Work instructions:
Reproduce every line of the material below word for word, omitting the pictures.

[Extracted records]
------------------------------------------------------------
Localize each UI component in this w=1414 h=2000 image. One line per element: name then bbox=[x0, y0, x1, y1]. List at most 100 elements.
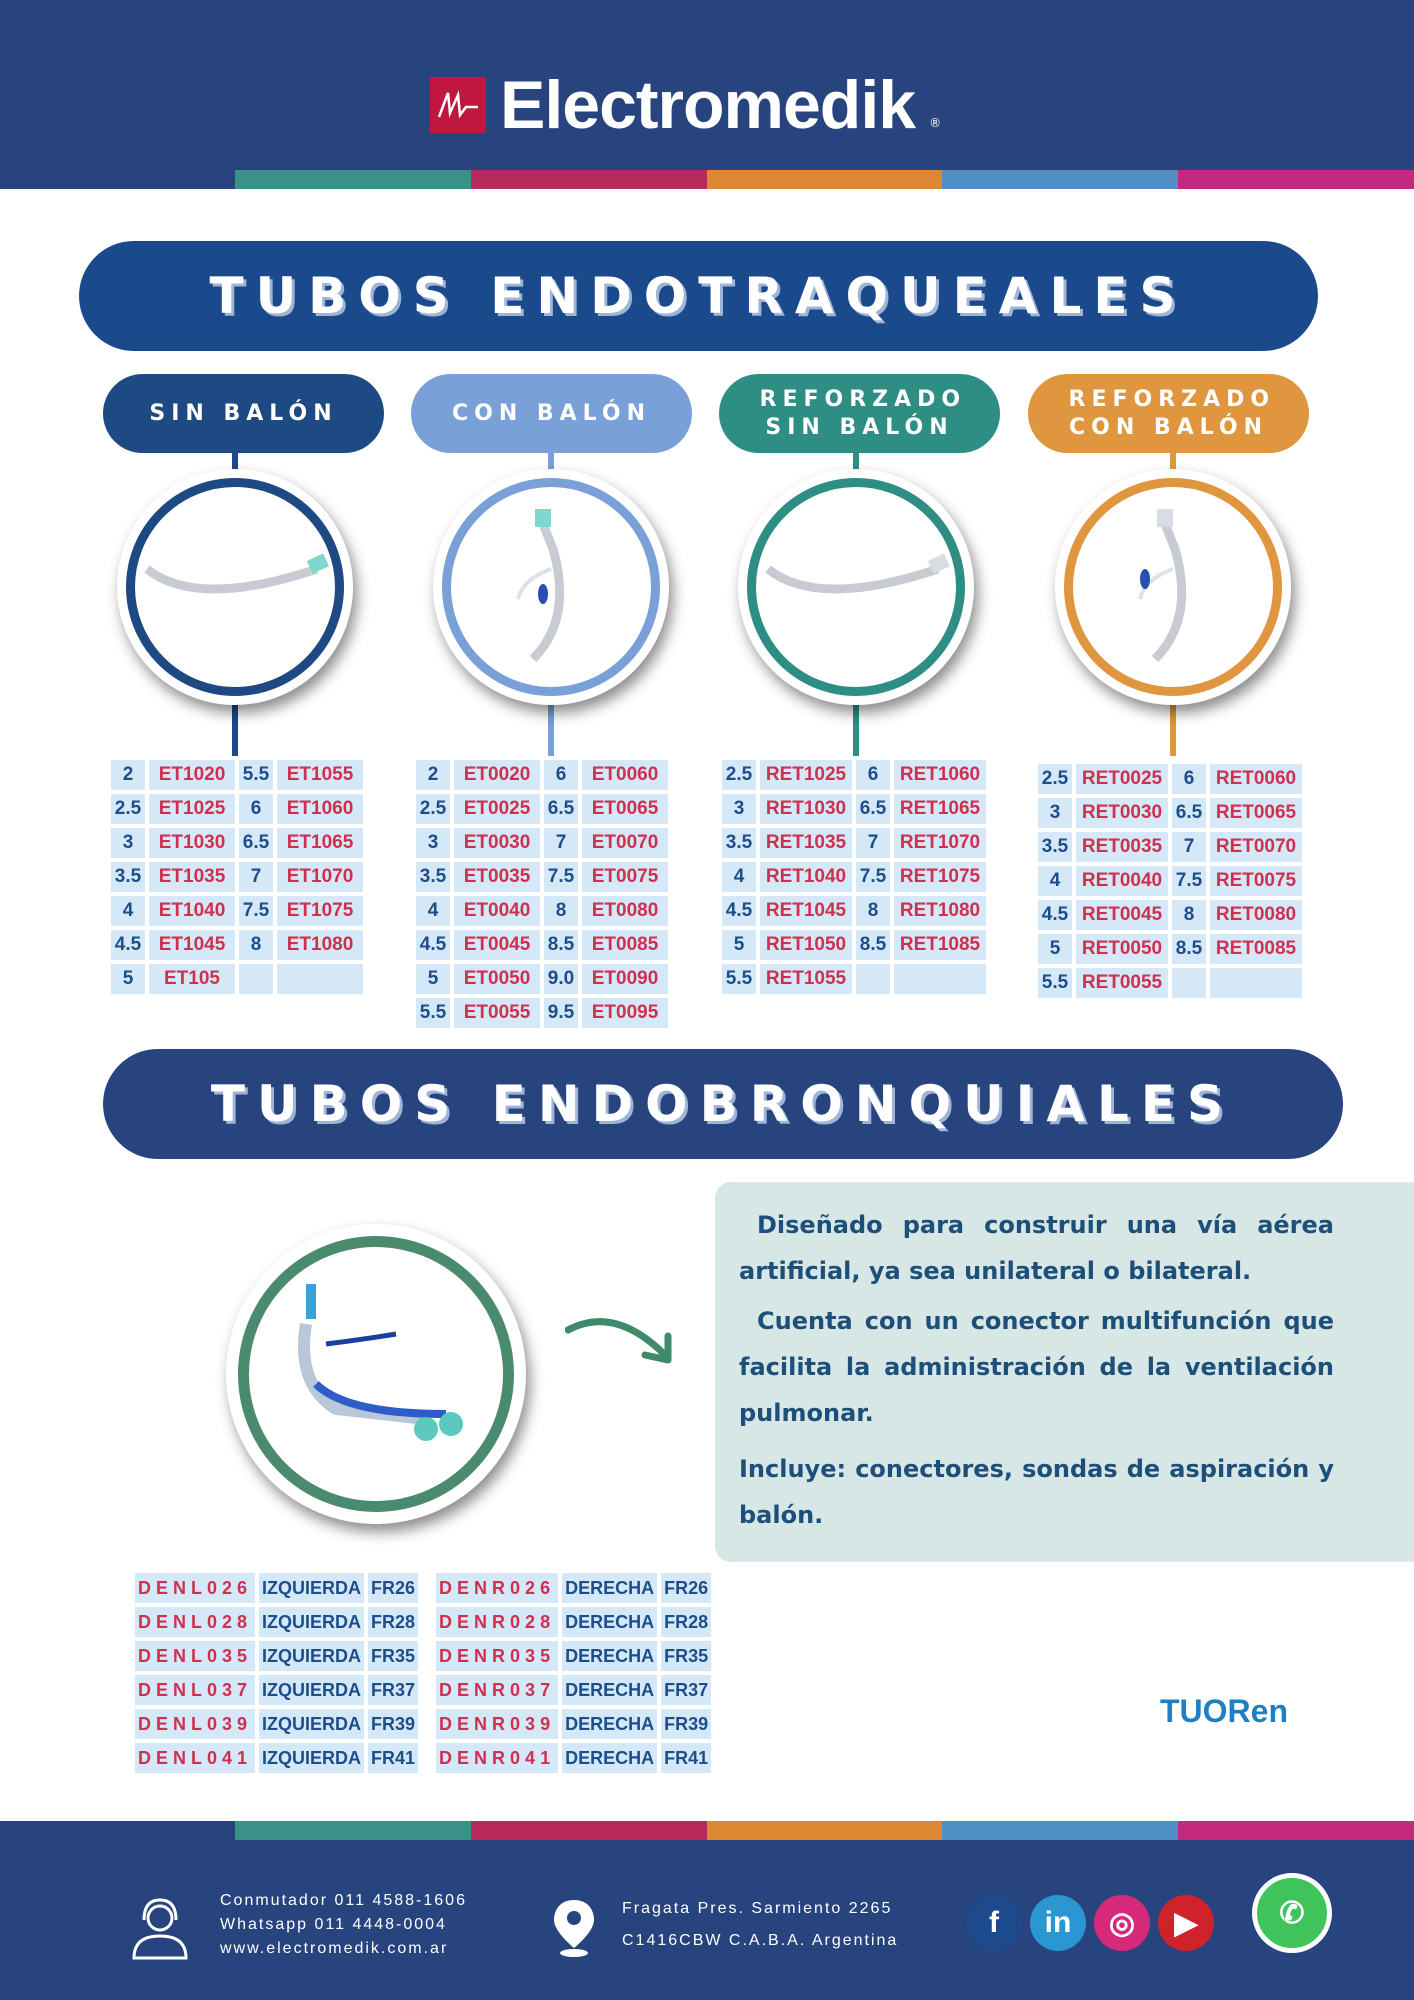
side: DERECHA bbox=[562, 1573, 658, 1603]
color-stripes-bottom bbox=[235, 1821, 1414, 1840]
tube-size: 7 bbox=[1172, 832, 1206, 862]
tube-size: 3.5 bbox=[111, 862, 145, 892]
table-row: 2 ET1020 5.5 ET1055 bbox=[111, 760, 363, 790]
product-code: RET1050 bbox=[760, 930, 852, 960]
side: DERECHA bbox=[562, 1641, 658, 1671]
table-row: 4.5 ET1045 8 ET1080 bbox=[111, 930, 363, 960]
french-size: FR37 bbox=[368, 1675, 419, 1705]
product-code: ET1055 bbox=[277, 760, 363, 790]
connector-line bbox=[232, 700, 238, 756]
tube-size: 8.5 bbox=[856, 930, 890, 960]
color-stripes-top bbox=[235, 170, 1414, 189]
website-link[interactable]: www.electromedik.com.ar bbox=[220, 1940, 449, 1957]
tube-size: 7 bbox=[544, 828, 578, 858]
reinforced-cuffed-tube-image bbox=[1055, 469, 1291, 705]
side: DERECHA bbox=[562, 1709, 658, 1739]
youtube-icon[interactable]: ▶ bbox=[1158, 1895, 1214, 1951]
phone-text: Conmutador 011 4588-1606 bbox=[220, 1892, 467, 1909]
includes-text: Incluye: conectores, sondas de aspiració… bbox=[739, 1455, 1334, 1529]
product-code: DENL037 bbox=[135, 1675, 256, 1705]
product-code: RET0060 bbox=[1210, 764, 1302, 794]
tube-size: 4 bbox=[111, 896, 145, 926]
description-paragraph: Cuenta con un conector multifunción que … bbox=[739, 1307, 1334, 1427]
category-label: SIN BALÓN bbox=[149, 400, 338, 426]
tube-size: 2 bbox=[111, 760, 145, 790]
product-code: ET0080 bbox=[582, 896, 668, 926]
table-row: 5.5 ET0055 9.5 ET0095 bbox=[416, 998, 668, 1028]
product-code: RET0050 bbox=[1076, 934, 1168, 964]
table-row: 5 RET1050 8.5 RET1085 bbox=[722, 930, 986, 960]
tube-size: 8 bbox=[1172, 900, 1206, 930]
product-code: ET1075 bbox=[277, 896, 363, 926]
table-row: 5 ET0050 9.0 ET0090 bbox=[416, 964, 668, 994]
product-code: ET0075 bbox=[582, 862, 668, 892]
table-row: 3.5 ET1035 7 ET1070 bbox=[111, 862, 363, 892]
tube-size: 4.5 bbox=[722, 896, 756, 926]
registered-mark: ® bbox=[929, 116, 942, 130]
address-line-2: C1416CBW C.A.B.A. Argentina bbox=[622, 1932, 899, 1949]
tube-size: 7.5 bbox=[544, 862, 578, 892]
tube-size: 5.5 bbox=[1038, 968, 1072, 998]
product-code: RET0030 bbox=[1076, 798, 1168, 828]
product-code: RET1065 bbox=[894, 794, 986, 824]
tube-size: 2 bbox=[416, 760, 450, 790]
product-code: RET0040 bbox=[1076, 866, 1168, 896]
facebook-icon[interactable]: f bbox=[966, 1895, 1022, 1951]
footer: Conmutador 011 4588-1606 Whatsapp 011 44… bbox=[0, 1821, 1414, 2000]
table-row: 3.5 RET0035 7 RET0070 bbox=[1038, 832, 1302, 862]
tube-size: 6 bbox=[239, 794, 273, 824]
french-size: FR41 bbox=[368, 1743, 419, 1773]
description-paragraph: Diseñado para construir una vía aérea ar… bbox=[739, 1211, 1334, 1285]
description-box: Diseñado para construir una vía aérea ar… bbox=[715, 1182, 1414, 1562]
linkedin-icon[interactable]: in bbox=[1030, 1895, 1086, 1951]
stripe bbox=[1178, 1821, 1414, 1840]
category-pill: SIN BALÓN bbox=[103, 374, 384, 453]
product-code: ET0045 bbox=[454, 930, 540, 960]
tube-size: 3.5 bbox=[416, 862, 450, 892]
table-row: DENL026 IZQUIERDA FR26 DENR026 DERECHA FR26 bbox=[135, 1573, 712, 1603]
french-size: FR39 bbox=[661, 1709, 712, 1739]
location-pin-icon bbox=[554, 1900, 594, 1957]
tube-size: 2.5 bbox=[722, 760, 756, 790]
table-row: 4.5 ET0045 8.5 ET0085 bbox=[416, 930, 668, 960]
category-pill: REFORZADO CON BALÓN bbox=[1028, 374, 1309, 453]
stripe bbox=[235, 1821, 471, 1840]
connector-line bbox=[548, 700, 554, 756]
product-code: ET0070 bbox=[582, 828, 668, 858]
product-code: ET0095 bbox=[582, 998, 668, 1028]
table-row: 5.5 RET1055 bbox=[722, 964, 986, 994]
whatsapp-icon[interactable]: ✆ bbox=[1252, 1873, 1332, 1953]
endobronchial-tube-image bbox=[226, 1224, 526, 1524]
product-code: RET0055 bbox=[1076, 968, 1168, 998]
product-code: ET0060 bbox=[582, 760, 668, 790]
product-code: RET0085 bbox=[1210, 934, 1302, 964]
tube-size: 8 bbox=[239, 930, 273, 960]
connector-line bbox=[853, 700, 859, 756]
table-row: 3 RET1030 6.5 RET1065 bbox=[722, 794, 986, 824]
product-code: DENR028 bbox=[422, 1607, 559, 1637]
product-code: ET0030 bbox=[454, 828, 540, 858]
table-row: 4 RET0040 7.5 RET0075 bbox=[1038, 866, 1302, 896]
side: IZQUIERDA bbox=[259, 1641, 365, 1671]
cuffed-tube-image bbox=[433, 469, 669, 705]
tube-size bbox=[856, 964, 890, 994]
product-code: RET1040 bbox=[760, 862, 852, 892]
size-table: 2 ET0020 6 ET0060 2.5 ET0025 6.5 ET0065 3 ET0030 7… bbox=[412, 756, 672, 1032]
product-code: RET1045 bbox=[760, 896, 852, 926]
instagram-icon[interactable]: ◎ bbox=[1094, 1895, 1150, 1951]
manufacturer-logo: TUORen bbox=[1160, 1693, 1288, 1729]
product-code: ET105 bbox=[149, 964, 235, 994]
tube-size: 3 bbox=[722, 794, 756, 824]
tube-size: 2.5 bbox=[111, 794, 145, 824]
stripe bbox=[942, 170, 1179, 189]
french-size: FR37 bbox=[661, 1675, 712, 1705]
product-code: ET1020 bbox=[149, 760, 235, 790]
product-code: DENR037 bbox=[422, 1675, 559, 1705]
tube-size: 9.0 bbox=[544, 964, 578, 994]
product-code: RET0065 bbox=[1210, 798, 1302, 828]
category-pill: CON BALÓN bbox=[411, 374, 692, 453]
product-code: ET0050 bbox=[454, 964, 540, 994]
tube-size: 8.5 bbox=[1172, 934, 1206, 964]
stripe bbox=[470, 1821, 707, 1840]
french-size: FR28 bbox=[661, 1607, 712, 1637]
------------------------------------------------------------
Output of the exercise:
Localize each UI component in this w=1414 h=2000 image. One line per element: name then bbox=[x0, y0, x1, y1]. List at most 100 elements.
side: DERECHA bbox=[562, 1573, 658, 1603]
color-stripes-bottom bbox=[235, 1821, 1414, 1840]
tube-size: 7 bbox=[1172, 832, 1206, 862]
tube-size: 3.5 bbox=[111, 862, 145, 892]
table-row: 2 ET1020 5.5 ET1055 bbox=[111, 760, 363, 790]
product-code: RET1050 bbox=[760, 930, 852, 960]
side: DERECHA bbox=[562, 1641, 658, 1671]
table-row: 4.5 ET1045 8 ET1080 bbox=[111, 930, 363, 960]
french-size: FR37 bbox=[368, 1675, 419, 1705]
product-code: ET1055 bbox=[277, 760, 363, 790]
connector-line bbox=[232, 700, 238, 756]
tube-size: 8.5 bbox=[856, 930, 890, 960]
color-stripes-top bbox=[235, 170, 1414, 189]
website-link[interactable]: www.electromedik.com.ar bbox=[220, 1940, 449, 1957]
tube-size: 7 bbox=[544, 828, 578, 858]
reinforced-cuffed-tube-image bbox=[1055, 469, 1291, 705]
side: DERECHA bbox=[562, 1709, 658, 1739]
youtube-icon[interactable]: ▶ bbox=[1158, 1895, 1214, 1951]
phone-text: Conmutador 011 4588-1606 bbox=[220, 1892, 467, 1909]
includes-text: Incluye: conectores, sondas de aspiració… bbox=[739, 1455, 1334, 1529]
product-code: DENL037 bbox=[135, 1675, 256, 1705]
product-code: RET0060 bbox=[1210, 764, 1302, 794]
tube-size: 4 bbox=[111, 896, 145, 926]
description-paragraph: Cuenta con un conector multifunción que … bbox=[739, 1307, 1334, 1427]
category-label: SIN BALÓN bbox=[149, 400, 338, 426]
tube-size: 2 bbox=[111, 760, 145, 790]
product-code: ET0080 bbox=[582, 896, 668, 926]
table-row: 5.5 ET0055 9.5 ET0095 bbox=[416, 998, 668, 1028]
product-code: RET0050 bbox=[1076, 934, 1168, 964]
table-row: 5 RET1050 8.5 RET1085 bbox=[722, 930, 986, 960]
tube-size: 8 bbox=[1172, 900, 1206, 930]
product-code: ET1075 bbox=[277, 896, 363, 926]
table-row: 5 ET0050 9.0 ET0090 bbox=[416, 964, 668, 994]
product-code: ET0075 bbox=[582, 862, 668, 892]
table-row: 3.5 ET1035 7 ET1070 bbox=[111, 862, 363, 892]
tube-size: 4.5 bbox=[722, 896, 756, 926]
registered-mark: ® bbox=[929, 116, 942, 130]
address-line-2: C1416CBW C.A.B.A. Argentina bbox=[622, 1932, 899, 1949]
tube-size: 7.5 bbox=[544, 862, 578, 892]
tube-size: 5.5 bbox=[1038, 968, 1072, 998]
product-code: RET0030 bbox=[1076, 798, 1168, 828]
product-code: RET1065 bbox=[894, 794, 986, 824]
tube-size: 2 bbox=[416, 760, 450, 790]
product-code: RET0040 bbox=[1076, 866, 1168, 896]
facebook-icon[interactable]: f bbox=[966, 1895, 1022, 1951]
footer: Conmutador 011 4588-1606 Whatsapp 011 44… bbox=[0, 1821, 1414, 2000]
table-row: 3.5 RET0035 7 RET0070 bbox=[1038, 832, 1302, 862]
tube-size: 6 bbox=[239, 794, 273, 824]
french-size: FR41 bbox=[368, 1743, 419, 1773]
description-paragraph: Diseñado para construir una vía aérea ar… bbox=[739, 1211, 1334, 1285]
description-box: Diseñado para construir una vía aérea ar… bbox=[715, 1182, 1414, 1562]
linkedin-icon[interactable]: in bbox=[1030, 1895, 1086, 1951]
stripe bbox=[1178, 1821, 1414, 1840]
category-pill: SIN BALÓN bbox=[103, 374, 384, 453]
product-code: ET0045 bbox=[454, 930, 540, 960]
tube-size: 3.5 bbox=[416, 862, 450, 892]
table-row: DENL026 IZQUIERDA FR26 DENR026 DERECHA FR26 bbox=[135, 1573, 712, 1603]
french-size: FR39 bbox=[661, 1709, 712, 1739]
location-pin-icon bbox=[554, 1900, 594, 1957]
tube-size: 2.5 bbox=[722, 760, 756, 790]
table-row: 4.5 ET0045 8.5 ET0085 bbox=[416, 930, 668, 960]
category-pill: REFORZADO CON BALÓN bbox=[1028, 374, 1309, 453]
stripe bbox=[235, 1821, 471, 1840]
connector-line bbox=[548, 700, 554, 756]
product-code: ET0070 bbox=[582, 828, 668, 858]
product-code: ET0095 bbox=[582, 998, 668, 1028]
table-row: 5.5 RET1055 bbox=[722, 964, 986, 994]
whatsapp-icon[interactable]: ✆ bbox=[1252, 1873, 1332, 1953]
endobronchial-tube-image bbox=[226, 1224, 526, 1524]
product-code: RET0055 bbox=[1076, 968, 1168, 998]
product-code: ET0060 bbox=[582, 760, 668, 790]
product-code: RET0085 bbox=[1210, 934, 1302, 964]
tube-size: 8 bbox=[239, 930, 273, 960]
connector-line bbox=[853, 700, 859, 756]
table-row: 3 RET1030 6.5 RET1065 bbox=[722, 794, 986, 824]
product-code: DENR028 bbox=[422, 1607, 559, 1637]
product-code: ET0030 bbox=[454, 828, 540, 858]
table-row: 4 RET0040 7.5 RET0075 bbox=[1038, 866, 1302, 896]
side: IZQUIERDA bbox=[259, 1641, 365, 1671]
cuffed-tube-image bbox=[433, 469, 669, 705]
tube-size bbox=[856, 964, 890, 994]
product-code: RET1040 bbox=[760, 862, 852, 892]
size-table: 2 ET0020 6 ET0060 2.5 ET0025 6.5 ET0065 3 ET0030 7… bbox=[412, 756, 672, 1032]
product-code: RET1045 bbox=[760, 896, 852, 926]
instagram-icon[interactable]: ◎ bbox=[1094, 1895, 1150, 1951]
manufacturer-logo: TUORen bbox=[1160, 1693, 1288, 1729]
product-code: ET105 bbox=[149, 964, 235, 994]
tube-size: 3 bbox=[722, 794, 756, 824]
tube-size: 2.5 bbox=[111, 794, 145, 824]
stripe bbox=[942, 170, 1179, 189]
french-size: FR37 bbox=[661, 1675, 712, 1705]
product-code: ET1020 bbox=[149, 760, 235, 790]
product-code: DENR037 bbox=[422, 1675, 559, 1705]
tube-size: 9.0 bbox=[544, 964, 578, 994]
product-code: RET0065 bbox=[1210, 798, 1302, 828]
category-pill: CON BALÓN bbox=[411, 374, 692, 453]
product-code: ET0050 bbox=[454, 964, 540, 994]
tube-size: 8.5 bbox=[1172, 934, 1206, 964]
stripe bbox=[470, 1821, 707, 1840]
french-size: FR28 bbox=[661, 1607, 712, 1637]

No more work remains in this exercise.